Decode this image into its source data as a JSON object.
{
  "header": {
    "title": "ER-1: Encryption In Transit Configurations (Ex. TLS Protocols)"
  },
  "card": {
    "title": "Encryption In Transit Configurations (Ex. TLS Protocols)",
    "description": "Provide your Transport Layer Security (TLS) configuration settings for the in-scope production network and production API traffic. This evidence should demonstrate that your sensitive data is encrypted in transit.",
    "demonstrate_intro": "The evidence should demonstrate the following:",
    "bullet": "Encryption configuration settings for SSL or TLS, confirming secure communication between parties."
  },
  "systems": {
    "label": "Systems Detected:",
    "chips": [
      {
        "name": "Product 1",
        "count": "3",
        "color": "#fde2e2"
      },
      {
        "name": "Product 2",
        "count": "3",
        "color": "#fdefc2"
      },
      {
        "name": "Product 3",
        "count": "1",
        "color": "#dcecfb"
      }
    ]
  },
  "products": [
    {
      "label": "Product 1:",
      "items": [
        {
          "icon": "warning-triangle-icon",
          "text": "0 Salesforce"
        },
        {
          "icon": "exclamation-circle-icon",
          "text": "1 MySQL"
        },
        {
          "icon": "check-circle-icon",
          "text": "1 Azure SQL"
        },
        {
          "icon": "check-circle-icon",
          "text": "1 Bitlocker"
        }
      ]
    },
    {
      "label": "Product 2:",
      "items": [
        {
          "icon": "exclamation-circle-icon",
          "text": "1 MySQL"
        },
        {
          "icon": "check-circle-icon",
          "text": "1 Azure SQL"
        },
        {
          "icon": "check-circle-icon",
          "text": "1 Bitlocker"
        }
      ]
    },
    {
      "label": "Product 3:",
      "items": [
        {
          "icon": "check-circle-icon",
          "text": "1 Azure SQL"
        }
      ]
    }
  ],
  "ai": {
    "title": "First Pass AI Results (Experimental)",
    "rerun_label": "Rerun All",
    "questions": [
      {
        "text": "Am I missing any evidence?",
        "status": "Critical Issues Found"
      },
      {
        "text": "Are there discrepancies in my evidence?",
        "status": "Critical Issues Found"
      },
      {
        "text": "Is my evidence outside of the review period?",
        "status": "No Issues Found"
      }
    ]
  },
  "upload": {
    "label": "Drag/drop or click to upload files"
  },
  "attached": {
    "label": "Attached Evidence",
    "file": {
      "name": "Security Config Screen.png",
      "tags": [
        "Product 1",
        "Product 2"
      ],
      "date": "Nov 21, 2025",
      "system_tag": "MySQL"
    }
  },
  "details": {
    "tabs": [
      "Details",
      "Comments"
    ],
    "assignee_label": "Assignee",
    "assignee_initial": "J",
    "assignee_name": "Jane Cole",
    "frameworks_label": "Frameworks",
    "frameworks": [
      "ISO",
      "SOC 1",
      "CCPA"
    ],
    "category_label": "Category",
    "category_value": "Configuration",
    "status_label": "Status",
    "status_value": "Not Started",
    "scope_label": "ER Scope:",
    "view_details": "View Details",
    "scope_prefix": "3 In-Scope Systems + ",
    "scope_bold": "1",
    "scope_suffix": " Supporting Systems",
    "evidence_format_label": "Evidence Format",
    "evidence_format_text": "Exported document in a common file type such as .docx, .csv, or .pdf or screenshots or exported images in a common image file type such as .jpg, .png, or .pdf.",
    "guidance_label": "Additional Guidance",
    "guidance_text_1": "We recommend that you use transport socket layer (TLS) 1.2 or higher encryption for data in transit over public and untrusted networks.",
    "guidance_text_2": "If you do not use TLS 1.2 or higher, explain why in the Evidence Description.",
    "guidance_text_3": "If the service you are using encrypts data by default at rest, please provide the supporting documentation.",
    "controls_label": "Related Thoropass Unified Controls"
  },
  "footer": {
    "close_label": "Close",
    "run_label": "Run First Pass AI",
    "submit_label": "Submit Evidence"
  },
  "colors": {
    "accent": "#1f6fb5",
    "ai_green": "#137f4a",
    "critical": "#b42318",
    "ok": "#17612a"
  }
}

● ● ● ● ● ● ●

WRITTEN EXERCISE:
Using the data above, return each line exactly as written.

COMPLETED TASK:
Decode this image into its source data as a JSON object.
{
  "header": {
    "title": "ER-1: Encryption In Transit Configurations (Ex. TLS Protocols)"
  },
  "card": {
    "title": "Encryption In Transit Configurations (Ex. TLS Protocols)",
    "description": "Provide your Transport Layer Security (TLS) configuration settings for the in-scope production network and production API traffic. This evidence should demonstrate that your sensitive data is encrypted in transit.",
    "demonstrate_intro": "The evidence should demonstrate the following:",
    "bullet": "Encryption configuration settings for SSL or TLS, confirming secure communication between parties."
  },
  "systems": {
    "label": "Systems Detected:",
    "chips": [
      {
        "name": "Product 1",
        "count": "3",
        "color": "#fde2e2"
      },
      {
        "name": "Product 2",
        "count": "3",
        "color": "#fdefc2"
      },
      {
        "name": "Product 3",
        "count": "1",
        "color": "#dcecfb"
      }
    ]
  },
  "products": [
    {
      "label": "Product 1:",
      "items": [
        {
          "icon": "warning-triangle-icon",
          "text": "0 Salesforce"
        },
        {
          "icon": "exclamation-circle-icon",
          "text": "1 MySQL"
        },
        {
          "icon": "check-circle-icon",
          "text": "1 Azure SQL"
        },
        {
          "icon": "check-circle-icon",
          "text": "1 Bitlocker"
        }
      ]
    },
    {
      "label": "Product 2:",
      "items": [
        {
          "icon": "exclamation-circle-icon",
          "text": "1 MySQL"
        },
        {
          "icon": "check-circle-icon",
          "text": "1 Azure SQL"
        },
        {
          "icon": "check-circle-icon",
          "text": "1 Bitlocker"
        }
      ]
    },
    {
      "label": "Product 3:",
      "items": [
        {
          "icon": "check-circle-icon",
          "text": "1 Azure SQL"
        }
      ]
    }
  ],
  "ai": {
    "title": "First Pass AI Results (Experimental)",
    "rerun_label": "Rerun All",
    "questions": [
      {
        "text": "Am I missing any evidence?",
        "status": "Critical Issues Found"
      },
      {
        "text": "Are there discrepancies in my evidence?",
        "status": "Critical Issues Found"
      },
      {
        "text": "Is my evidence outside of the review period?",
        "status": "No Issues Found"
      }
    ]
  },
  "upload": {
    "label": "Drag/drop or click to upload files"
  },
  "attached": {
    "label": "Attached Evidence",
    "file": {
      "name": "Security Config Screen.png",
      "tags": [
        "Product 1",
        "Product 2"
      ],
      "date": "Nov 21, 2025",
      "system_tag": "MySQL"
    }
  },
  "details": {
    "tabs": [
      "Details",
      "Comments"
    ],
    "assignee_label": "Assignee",
    "assignee_initial": "J",
    "assignee_name": "Jane Cole",
    "frameworks_label": "Frameworks",
    "frameworks": [
      "ISO",
      "SOC 1",
      "CCPA"
    ],
    "category_label": "Category",
    "category_value": "Configuration",
    "status_label": "Status",
    "status_value": "Not Started",
    "scope_label": "ER Scope:",
    "view_details": "View Details",
    "scope_prefix": "3 In-Scope Systems + ",
    "scope_bold": "1",
    "scope_suffix": " Supporting Systems",
    "evidence_format_label": "Evidence Format",
    "evidence_format_text": "Exported document in a common file type such as .docx, .csv, or .pdf or screenshots or exported images in a common image file type such as .jpg, .png, or .pdf.",
    "guidance_label": "Additional Guidance",
    "guidance_text_1": "We recommend that you use transport socket layer (TLS) 1.2 or higher encryption for data in transit over public and untrusted networks.",
    "guidance_text_2": "If you do not use TLS 1.2 or higher, explain why in the Evidence Description.",
    "guidance_text_3": "If the service you are using encrypts data by default at rest, please provide the supporting documentation.",
    "controls_label": "Related Thoropass Unified Controls"
  },
  "footer": {
    "close_label": "Close",
    "run_label": "Run First Pass AI",
    "submit_label": "Submit Evidence"
  },
  "colors": {
    "accent": "#1f6fb5",
    "ai_green": "#137f4a",
    "critical": "#b42318",
    "ok": "#17612a"
  }
}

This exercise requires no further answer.